**Short problem**
All of the data must be printed exactly; please include every line.

**Data for this exercise**
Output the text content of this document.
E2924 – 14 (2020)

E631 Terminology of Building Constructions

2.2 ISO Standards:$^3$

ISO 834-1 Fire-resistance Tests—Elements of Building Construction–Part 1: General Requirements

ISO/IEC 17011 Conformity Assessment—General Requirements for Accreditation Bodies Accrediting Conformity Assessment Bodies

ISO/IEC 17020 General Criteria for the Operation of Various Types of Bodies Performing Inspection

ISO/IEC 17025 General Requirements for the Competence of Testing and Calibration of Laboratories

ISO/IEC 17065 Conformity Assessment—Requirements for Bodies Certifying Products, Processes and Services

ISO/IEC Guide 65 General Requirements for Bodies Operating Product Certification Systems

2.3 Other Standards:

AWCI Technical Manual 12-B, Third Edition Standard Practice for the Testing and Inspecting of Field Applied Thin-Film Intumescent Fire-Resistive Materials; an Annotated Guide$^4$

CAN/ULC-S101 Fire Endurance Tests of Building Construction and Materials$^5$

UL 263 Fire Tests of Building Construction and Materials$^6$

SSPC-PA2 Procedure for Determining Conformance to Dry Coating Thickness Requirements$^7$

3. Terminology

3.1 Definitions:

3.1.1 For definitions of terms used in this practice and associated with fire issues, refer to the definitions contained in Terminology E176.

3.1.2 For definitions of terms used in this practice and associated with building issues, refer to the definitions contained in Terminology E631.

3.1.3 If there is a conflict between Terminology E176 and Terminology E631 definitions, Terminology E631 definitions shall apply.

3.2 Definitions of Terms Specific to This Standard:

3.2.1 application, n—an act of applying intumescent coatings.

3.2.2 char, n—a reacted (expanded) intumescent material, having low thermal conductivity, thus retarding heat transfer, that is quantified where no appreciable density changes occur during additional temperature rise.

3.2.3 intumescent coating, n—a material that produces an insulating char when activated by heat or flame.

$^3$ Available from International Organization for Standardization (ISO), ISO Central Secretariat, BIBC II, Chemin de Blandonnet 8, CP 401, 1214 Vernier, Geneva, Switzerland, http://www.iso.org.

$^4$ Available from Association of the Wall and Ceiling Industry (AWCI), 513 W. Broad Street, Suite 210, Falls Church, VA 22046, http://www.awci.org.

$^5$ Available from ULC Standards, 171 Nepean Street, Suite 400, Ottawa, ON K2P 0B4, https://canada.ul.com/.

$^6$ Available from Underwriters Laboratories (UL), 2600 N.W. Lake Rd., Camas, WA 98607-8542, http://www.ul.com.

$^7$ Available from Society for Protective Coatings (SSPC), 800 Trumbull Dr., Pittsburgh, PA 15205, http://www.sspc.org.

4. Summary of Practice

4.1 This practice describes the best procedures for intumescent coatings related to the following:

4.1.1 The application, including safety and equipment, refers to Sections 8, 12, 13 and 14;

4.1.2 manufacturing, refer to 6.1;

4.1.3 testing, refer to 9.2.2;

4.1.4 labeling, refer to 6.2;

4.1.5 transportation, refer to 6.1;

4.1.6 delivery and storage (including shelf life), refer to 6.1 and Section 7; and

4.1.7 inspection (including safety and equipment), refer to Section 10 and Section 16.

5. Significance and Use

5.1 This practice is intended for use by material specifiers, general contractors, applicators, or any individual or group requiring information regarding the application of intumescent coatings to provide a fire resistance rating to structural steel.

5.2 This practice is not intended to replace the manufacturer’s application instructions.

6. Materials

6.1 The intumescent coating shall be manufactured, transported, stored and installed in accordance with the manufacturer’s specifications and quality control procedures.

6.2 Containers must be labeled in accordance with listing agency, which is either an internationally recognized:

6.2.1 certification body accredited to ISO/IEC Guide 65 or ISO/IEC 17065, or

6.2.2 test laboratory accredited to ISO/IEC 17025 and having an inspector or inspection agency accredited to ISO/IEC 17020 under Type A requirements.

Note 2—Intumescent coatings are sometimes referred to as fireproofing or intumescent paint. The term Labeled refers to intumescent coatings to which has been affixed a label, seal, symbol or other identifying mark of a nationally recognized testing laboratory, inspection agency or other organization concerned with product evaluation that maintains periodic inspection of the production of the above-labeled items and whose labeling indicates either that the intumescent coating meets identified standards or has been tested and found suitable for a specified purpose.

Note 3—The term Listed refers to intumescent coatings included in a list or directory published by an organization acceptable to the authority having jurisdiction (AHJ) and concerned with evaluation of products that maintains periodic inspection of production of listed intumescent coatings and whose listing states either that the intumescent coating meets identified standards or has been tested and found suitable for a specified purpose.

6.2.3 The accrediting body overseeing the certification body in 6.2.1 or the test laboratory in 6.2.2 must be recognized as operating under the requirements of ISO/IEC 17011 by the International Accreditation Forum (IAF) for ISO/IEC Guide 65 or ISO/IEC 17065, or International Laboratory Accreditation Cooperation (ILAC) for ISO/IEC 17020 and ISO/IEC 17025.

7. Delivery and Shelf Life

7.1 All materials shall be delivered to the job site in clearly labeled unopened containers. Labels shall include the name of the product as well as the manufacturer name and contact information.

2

**Solution for this exercise**
Output the text content of this document.
E2924 – 14 (2020)

E631 Terminology of Building Constructions

2.2 ISO Standards:$^3$

ISO 834-1 Fire-resistance Tests—Elements of Building Construction–Part 1: General Requirements

ISO/IEC 17011 Conformity Assessment—General Requirements for Accreditation Bodies Accrediting Conformity Assessment Bodies

ISO/IEC 17020 General Criteria for the Operation of Various Types of Bodies Performing Inspection

ISO/IEC 17025 General Requirements for the Competence of Testing and Calibration of Laboratories

ISO/IEC 17065 Conformity Assessment—Requirements for Bodies Certifying Products, Processes and Services

ISO/IEC Guide 65 General Requirements for Bodies Operating Product Certification Systems

2.3 Other Standards:

AWCI Technical Manual 12-B, Third Edition Standard Practice for the Testing and Inspecting of Field Applied Thin-Film Intumescent Fire-Resistive Materials; an Annotated Guide$^4$

CAN/ULC-S101 Fire Endurance Tests of Building Construction and Materials$^5$

UL 263 Fire Tests of Building Construction and Materials$^6$

SSPC-PA2 Procedure for Determining Conformance to Dry Coating Thickness Requirements$^7$

3. Terminology

3.1 Definitions:

3.1.1 For definitions of terms used in this practice and associated with fire issues, refer to the definitions contained in Terminology E176.

3.1.2 For definitions of terms used in this practice and associated with building issues, refer to the definitions contained in Terminology E631.

3.1.3 If there is a conflict between Terminology E176 and Terminology E631 definitions, Terminology E631 definitions shall apply.

3.2 Definitions of Terms Specific to This Standard:

3.2.1 application, n—an act of applying intumescent coatings.

3.2.2 char, n—a reacted (expanded) intumescent material, having low thermal conductivity, thus retarding heat transfer, that is quantified where no appreciable density changes occur during additional temperature rise.

3.2.3 intumescent coating, n—a material that produces an insulating char when activated by heat or flame.

$^3$ Available from International Organization for Standardization (ISO), ISO Central Secretariat, BIBC II, Chemin de Blandonnet 8, CP 401, 1214 Vernier, Geneva, Switzerland, http://www.iso.org.

$^4$ Available from Association of the Wall and Ceiling Industry (AWCI), 513 W. Broad Street, Suite 210, Falls Church, VA 22046, http://www.awci.org.

$^5$ Available from ULC Standards, 171 Nepean Street, Suite 400, Ottawa, ON K2P 0B4, https://canada.ul.com/.

$^6$ Available from Underwriters Laboratories (UL), 2600 N.W. Lake Rd., Camas, WA 98607-8542, http://www.ul.com.

$^7$ Available from Society for Protective Coatings (SSPC), 800 Trumbull Dr., Pittsburgh, PA 15205, http://www.sspc.org.

4. Summary of Practice

4.1 This practice describes the best procedures for intumescent coatings related to the following:

4.1.1 The application, including safety and equipment, refers to Sections 8, 12, 13 and 14;

4.1.2 manufacturing, refer to 6.1;

4.1.3 testing, refer to 9.2.2;

4.1.4 labeling, refer to 6.2;

4.1.5 transportation, refer to 6.1;

4.1.6 delivery and storage (including shelf life), refer to 6.1 and Section 7; and

4.1.7 inspection (including safety and equipment), refer to Section 10 and Section 16.

5. Significance and Use

5.1 This practice is intended for use by material specifiers, general contractors, applicators, or any individual or group requiring information regarding the application of intumescent coatings to provide a fire resistance rating to structural steel.

5.2 This practice is not intended to replace the manufacturer’s application instructions.

6. Materials

6.1 The intumescent coating shall be manufactured, transported, stored and installed in accordance with the manufacturer’s specifications and quality control procedures.

6.2 Containers must be labeled in accordance with listing agency, which is either an internationally recognized:

6.2.1 certification body accredited to ISO/IEC Guide 65 or ISO/IEC 17065, or

6.2.2 test laboratory accredited to ISO/IEC 17025 and having an inspector or inspection agency accredited to ISO/IEC 17020 under Type A requirements.

Note 2—Intumescent coatings are sometimes referred to as fireproofing or intumescent paint. The term Labeled refers to intumescent coatings to which has been affixed a label, seal, symbol or other identifying mark of a nationally recognized testing laboratory, inspection agency or other organization concerned with product evaluation that maintains periodic inspection of the production of the above-labeled items and whose labeling indicates either that the intumescent coating meets identified standards or has been tested and found suitable for a specified purpose.

Note 3—The term Listed refers to intumescent coatings included in a list or directory published by an organization acceptable to the authority having jurisdiction (AHJ) and concerned with evaluation of products that maintains periodic inspection of production of listed intumescent coatings and whose listing states either that the intumescent coating meets identified standards or has been tested and found suitable for a specified purpose.

6.2.3 The accrediting body overseeing the certification body in 6.2.1 or the test laboratory in 6.2.2 must be recognized as operating under the requirements of ISO/IEC 17011 by the International Accreditation Forum (IAF) for ISO/IEC Guide 65 or ISO/IEC 17065, or International Laboratory Accreditation Cooperation (ILAC) for ISO/IEC 17020 and ISO/IEC 17025.

7. Delivery and Shelf Life

7.1 All materials shall be delivered to the job site in clearly labeled unopened containers. Labels shall include the name of the product as well as the manufacturer name and contact information.

2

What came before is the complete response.